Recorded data
###

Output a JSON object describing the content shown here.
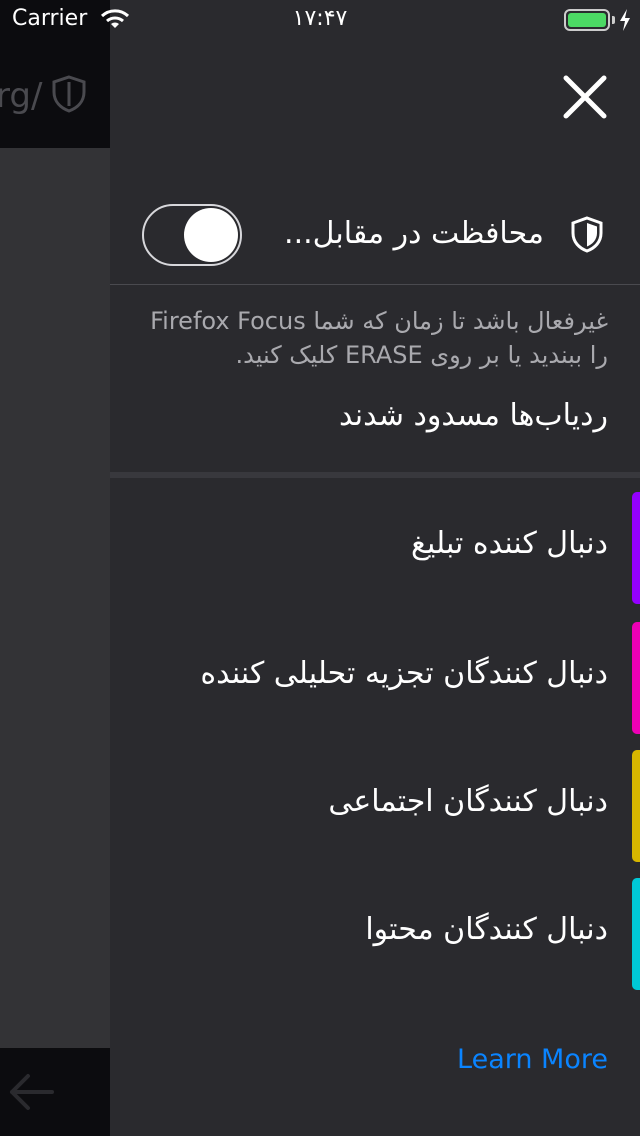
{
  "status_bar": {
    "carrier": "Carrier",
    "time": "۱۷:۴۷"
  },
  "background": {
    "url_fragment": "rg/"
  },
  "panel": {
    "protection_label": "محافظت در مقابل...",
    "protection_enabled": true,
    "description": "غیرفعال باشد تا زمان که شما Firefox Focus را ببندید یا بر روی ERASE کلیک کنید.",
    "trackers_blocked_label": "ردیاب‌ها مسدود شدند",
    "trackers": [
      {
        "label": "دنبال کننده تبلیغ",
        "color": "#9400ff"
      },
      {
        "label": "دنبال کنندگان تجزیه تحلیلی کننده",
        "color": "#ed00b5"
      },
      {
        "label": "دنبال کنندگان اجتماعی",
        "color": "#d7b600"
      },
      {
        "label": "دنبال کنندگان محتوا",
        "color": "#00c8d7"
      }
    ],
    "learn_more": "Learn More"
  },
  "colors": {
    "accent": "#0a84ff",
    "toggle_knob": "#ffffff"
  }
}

###

● **Task instructions**
Count every line in the listing above that holds "دنبال", then report only the count.

● **Reply**
4